◆ Given entries ◆
+===+

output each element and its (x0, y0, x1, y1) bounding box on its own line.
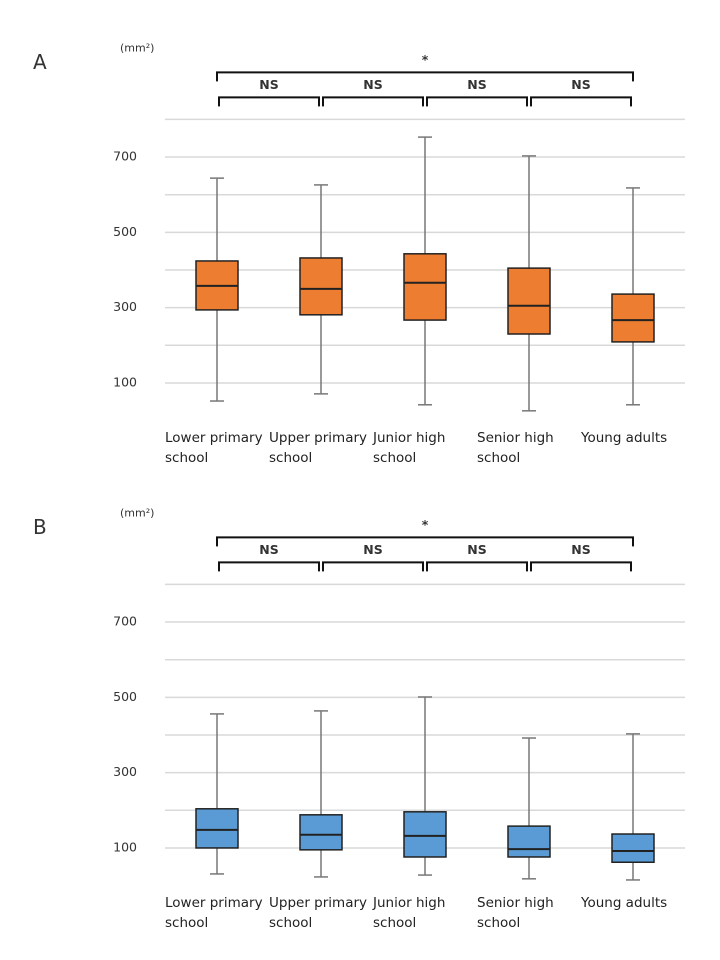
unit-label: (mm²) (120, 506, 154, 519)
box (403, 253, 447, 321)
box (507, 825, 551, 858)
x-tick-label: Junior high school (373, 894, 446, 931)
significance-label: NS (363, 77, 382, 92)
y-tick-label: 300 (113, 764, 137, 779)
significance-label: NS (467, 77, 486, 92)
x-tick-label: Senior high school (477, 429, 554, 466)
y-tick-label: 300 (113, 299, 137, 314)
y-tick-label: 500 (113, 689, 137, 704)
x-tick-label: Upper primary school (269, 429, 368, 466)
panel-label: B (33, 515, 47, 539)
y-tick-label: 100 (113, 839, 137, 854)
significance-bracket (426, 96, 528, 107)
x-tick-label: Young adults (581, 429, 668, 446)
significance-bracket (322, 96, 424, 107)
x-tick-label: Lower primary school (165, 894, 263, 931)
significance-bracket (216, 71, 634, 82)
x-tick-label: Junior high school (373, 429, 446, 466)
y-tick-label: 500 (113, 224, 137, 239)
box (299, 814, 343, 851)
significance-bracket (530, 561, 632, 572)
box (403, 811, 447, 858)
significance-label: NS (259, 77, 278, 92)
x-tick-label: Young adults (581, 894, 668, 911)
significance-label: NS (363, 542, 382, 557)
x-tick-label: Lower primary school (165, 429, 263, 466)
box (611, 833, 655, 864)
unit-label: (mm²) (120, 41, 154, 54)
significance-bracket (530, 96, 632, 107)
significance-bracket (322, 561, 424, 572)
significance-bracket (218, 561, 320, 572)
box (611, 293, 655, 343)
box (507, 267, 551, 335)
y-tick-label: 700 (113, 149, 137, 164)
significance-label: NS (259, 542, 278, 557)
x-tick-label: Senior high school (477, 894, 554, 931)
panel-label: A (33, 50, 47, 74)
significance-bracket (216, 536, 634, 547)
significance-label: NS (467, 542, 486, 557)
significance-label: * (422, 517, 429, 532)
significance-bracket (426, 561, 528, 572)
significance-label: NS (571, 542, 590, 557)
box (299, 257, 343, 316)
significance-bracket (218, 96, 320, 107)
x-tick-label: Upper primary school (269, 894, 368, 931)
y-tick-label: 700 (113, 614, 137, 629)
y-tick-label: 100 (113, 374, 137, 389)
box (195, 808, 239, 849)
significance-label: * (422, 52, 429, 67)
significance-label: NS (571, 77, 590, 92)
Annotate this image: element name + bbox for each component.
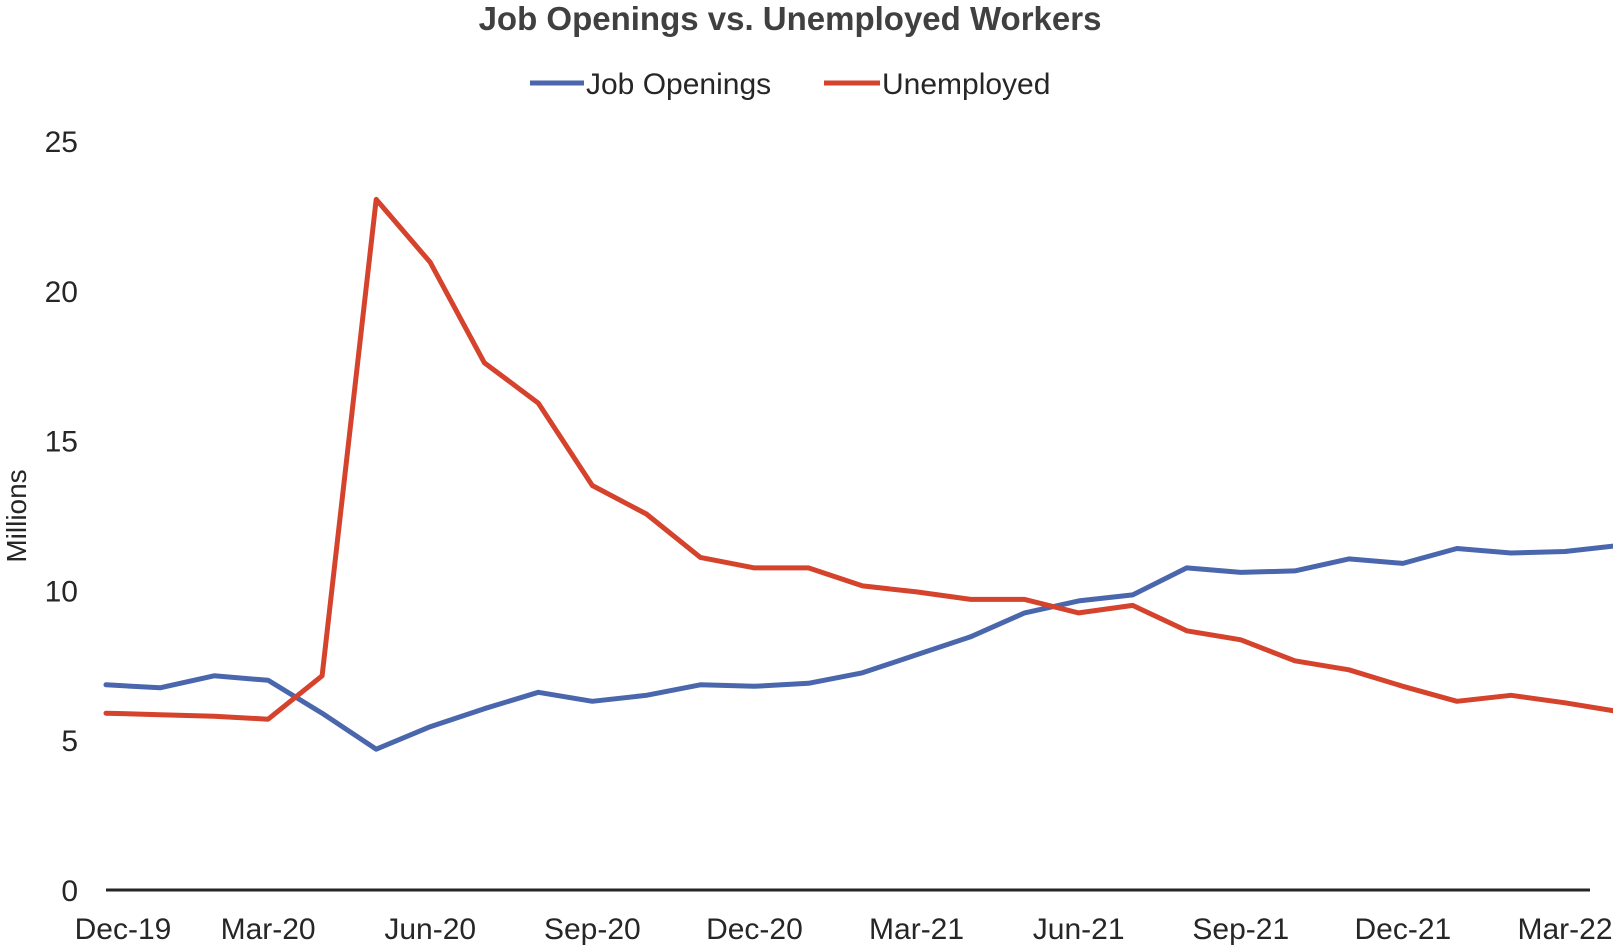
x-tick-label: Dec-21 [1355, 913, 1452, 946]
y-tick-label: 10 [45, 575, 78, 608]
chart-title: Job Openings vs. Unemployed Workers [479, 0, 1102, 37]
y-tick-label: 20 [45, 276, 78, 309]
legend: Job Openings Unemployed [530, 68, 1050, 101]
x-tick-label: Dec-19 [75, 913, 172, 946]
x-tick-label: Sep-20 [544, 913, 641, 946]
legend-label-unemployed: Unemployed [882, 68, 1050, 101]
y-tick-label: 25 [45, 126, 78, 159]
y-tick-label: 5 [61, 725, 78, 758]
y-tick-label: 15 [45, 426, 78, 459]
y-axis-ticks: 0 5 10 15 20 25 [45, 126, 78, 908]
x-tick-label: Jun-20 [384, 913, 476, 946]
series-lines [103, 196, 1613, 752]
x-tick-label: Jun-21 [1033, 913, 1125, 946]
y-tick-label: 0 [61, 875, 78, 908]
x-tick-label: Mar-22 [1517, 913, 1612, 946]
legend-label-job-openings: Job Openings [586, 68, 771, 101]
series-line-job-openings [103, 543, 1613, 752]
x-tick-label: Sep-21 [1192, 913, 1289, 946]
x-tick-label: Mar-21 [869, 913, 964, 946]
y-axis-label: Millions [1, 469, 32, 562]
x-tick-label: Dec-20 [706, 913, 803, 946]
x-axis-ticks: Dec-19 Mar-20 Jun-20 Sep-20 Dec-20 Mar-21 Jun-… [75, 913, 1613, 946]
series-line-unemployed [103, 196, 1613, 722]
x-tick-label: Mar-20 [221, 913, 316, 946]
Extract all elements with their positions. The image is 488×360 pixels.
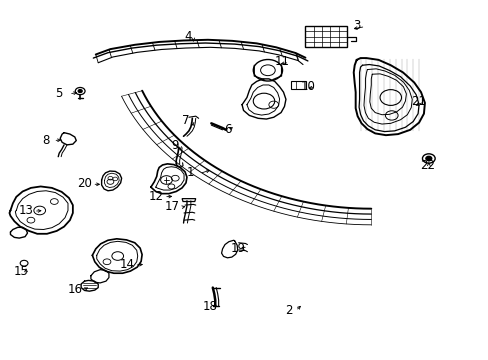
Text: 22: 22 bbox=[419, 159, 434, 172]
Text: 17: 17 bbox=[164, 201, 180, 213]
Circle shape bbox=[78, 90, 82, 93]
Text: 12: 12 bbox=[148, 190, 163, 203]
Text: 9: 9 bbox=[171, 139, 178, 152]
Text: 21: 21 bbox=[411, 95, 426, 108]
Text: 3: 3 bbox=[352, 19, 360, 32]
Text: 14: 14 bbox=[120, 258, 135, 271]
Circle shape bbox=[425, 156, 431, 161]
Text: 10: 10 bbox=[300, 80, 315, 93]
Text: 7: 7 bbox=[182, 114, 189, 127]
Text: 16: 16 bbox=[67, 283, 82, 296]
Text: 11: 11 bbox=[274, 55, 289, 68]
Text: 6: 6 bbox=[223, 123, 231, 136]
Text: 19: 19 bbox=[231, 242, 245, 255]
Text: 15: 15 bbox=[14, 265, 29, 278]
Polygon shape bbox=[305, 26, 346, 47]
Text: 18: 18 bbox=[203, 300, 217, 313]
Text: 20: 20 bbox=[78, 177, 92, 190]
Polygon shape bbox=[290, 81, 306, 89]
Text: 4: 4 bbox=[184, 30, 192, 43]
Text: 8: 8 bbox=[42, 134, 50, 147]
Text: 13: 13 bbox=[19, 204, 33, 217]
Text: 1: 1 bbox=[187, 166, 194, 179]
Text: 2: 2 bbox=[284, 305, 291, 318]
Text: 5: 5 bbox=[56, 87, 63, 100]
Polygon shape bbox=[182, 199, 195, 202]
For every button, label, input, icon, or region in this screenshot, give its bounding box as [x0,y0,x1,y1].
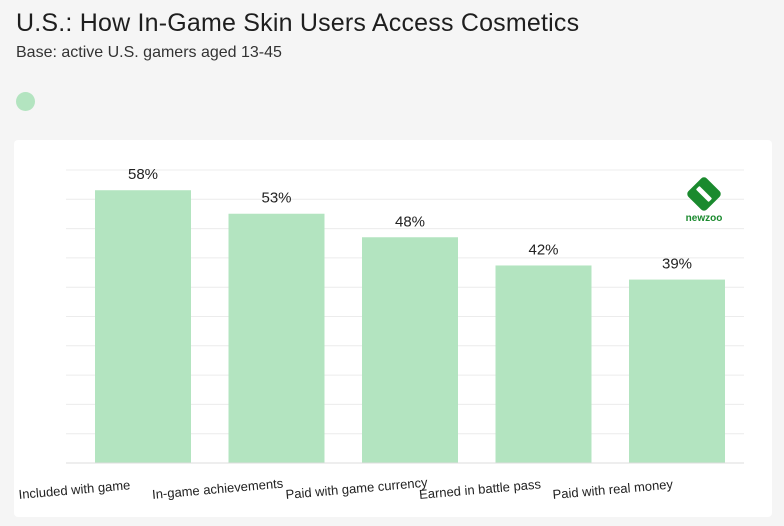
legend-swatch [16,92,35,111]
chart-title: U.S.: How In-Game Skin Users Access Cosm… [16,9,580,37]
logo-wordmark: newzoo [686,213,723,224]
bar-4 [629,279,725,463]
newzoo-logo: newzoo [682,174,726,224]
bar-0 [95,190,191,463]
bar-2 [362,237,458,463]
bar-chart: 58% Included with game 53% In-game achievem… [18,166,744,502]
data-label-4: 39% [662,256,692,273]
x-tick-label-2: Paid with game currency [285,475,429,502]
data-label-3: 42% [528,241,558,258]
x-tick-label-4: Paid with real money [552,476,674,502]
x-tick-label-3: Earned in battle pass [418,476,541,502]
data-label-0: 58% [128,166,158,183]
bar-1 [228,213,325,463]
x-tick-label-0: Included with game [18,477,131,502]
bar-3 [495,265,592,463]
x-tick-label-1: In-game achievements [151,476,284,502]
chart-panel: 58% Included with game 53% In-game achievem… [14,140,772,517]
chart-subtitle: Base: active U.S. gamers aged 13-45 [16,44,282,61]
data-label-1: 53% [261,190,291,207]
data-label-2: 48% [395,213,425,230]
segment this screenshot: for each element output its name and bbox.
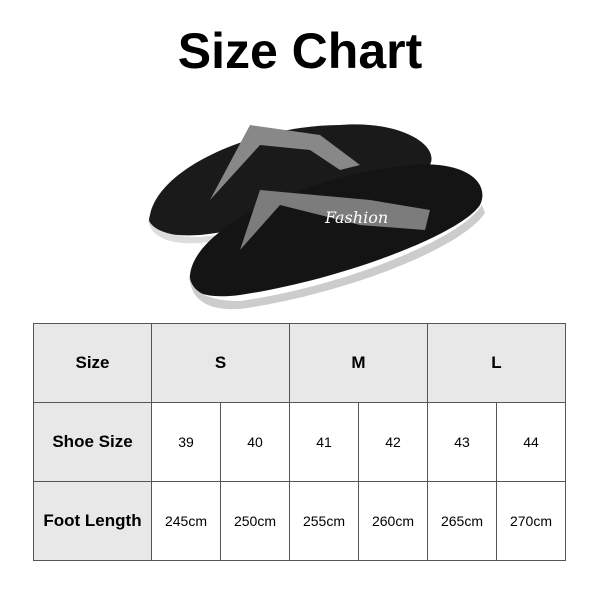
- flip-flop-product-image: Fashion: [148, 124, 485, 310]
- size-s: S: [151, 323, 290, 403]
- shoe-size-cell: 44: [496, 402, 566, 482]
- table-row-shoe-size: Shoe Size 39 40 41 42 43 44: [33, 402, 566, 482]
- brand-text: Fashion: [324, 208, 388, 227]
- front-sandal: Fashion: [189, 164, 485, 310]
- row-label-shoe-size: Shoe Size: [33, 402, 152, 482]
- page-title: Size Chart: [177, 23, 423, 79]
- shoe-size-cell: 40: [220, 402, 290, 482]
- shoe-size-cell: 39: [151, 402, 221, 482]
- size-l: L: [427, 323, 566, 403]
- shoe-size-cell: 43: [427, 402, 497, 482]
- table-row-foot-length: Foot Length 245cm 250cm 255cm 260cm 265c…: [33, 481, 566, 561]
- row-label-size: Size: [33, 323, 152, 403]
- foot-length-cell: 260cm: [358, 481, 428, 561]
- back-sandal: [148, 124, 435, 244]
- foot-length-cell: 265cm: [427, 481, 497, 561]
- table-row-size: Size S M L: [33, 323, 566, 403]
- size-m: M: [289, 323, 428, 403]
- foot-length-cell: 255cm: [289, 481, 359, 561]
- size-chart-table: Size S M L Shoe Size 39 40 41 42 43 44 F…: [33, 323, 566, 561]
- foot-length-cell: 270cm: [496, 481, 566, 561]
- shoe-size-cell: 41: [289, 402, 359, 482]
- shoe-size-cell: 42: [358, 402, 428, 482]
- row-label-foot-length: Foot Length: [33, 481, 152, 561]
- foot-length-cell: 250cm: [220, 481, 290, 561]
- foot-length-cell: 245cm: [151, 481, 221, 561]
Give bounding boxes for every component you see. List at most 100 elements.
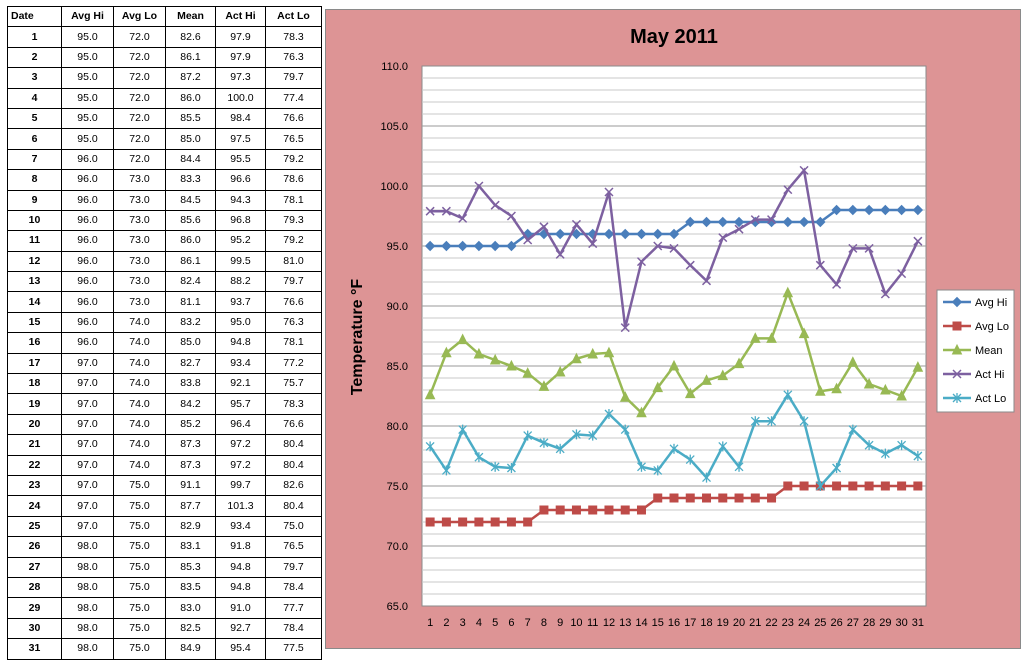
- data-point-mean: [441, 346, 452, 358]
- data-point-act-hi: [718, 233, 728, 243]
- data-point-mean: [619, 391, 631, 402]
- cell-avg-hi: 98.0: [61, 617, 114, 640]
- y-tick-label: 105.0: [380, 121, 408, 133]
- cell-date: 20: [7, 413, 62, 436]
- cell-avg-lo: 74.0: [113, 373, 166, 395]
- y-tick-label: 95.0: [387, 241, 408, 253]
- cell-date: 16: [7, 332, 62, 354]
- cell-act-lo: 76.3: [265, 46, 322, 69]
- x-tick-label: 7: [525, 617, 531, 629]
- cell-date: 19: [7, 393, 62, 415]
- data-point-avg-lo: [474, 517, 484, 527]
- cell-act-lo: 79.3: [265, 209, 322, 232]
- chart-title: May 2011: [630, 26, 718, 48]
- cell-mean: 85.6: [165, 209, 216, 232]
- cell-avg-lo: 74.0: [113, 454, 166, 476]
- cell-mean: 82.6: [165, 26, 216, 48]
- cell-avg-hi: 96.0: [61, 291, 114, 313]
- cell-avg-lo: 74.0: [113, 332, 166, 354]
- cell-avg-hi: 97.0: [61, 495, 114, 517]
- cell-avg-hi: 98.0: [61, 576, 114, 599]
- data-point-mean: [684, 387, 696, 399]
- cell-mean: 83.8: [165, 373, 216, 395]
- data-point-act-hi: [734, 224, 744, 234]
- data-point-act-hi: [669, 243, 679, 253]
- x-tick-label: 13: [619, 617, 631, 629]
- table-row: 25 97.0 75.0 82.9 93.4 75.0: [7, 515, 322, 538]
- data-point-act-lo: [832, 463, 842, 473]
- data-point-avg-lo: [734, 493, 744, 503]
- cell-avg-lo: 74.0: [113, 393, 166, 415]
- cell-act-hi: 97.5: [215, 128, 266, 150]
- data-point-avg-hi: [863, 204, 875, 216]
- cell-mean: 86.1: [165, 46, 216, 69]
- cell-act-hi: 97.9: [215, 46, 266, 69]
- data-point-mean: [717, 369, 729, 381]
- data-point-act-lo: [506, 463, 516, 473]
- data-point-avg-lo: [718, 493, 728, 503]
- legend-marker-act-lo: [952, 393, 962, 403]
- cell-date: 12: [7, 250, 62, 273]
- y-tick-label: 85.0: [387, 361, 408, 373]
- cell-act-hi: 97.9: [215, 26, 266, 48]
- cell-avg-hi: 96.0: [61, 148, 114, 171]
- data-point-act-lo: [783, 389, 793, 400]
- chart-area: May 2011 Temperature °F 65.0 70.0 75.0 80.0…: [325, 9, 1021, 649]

+===+

◆ Your objective ◆
Count the lines of the listing above that contain the word "elements", and reply with only that number.

◆ Answer in full ◆
2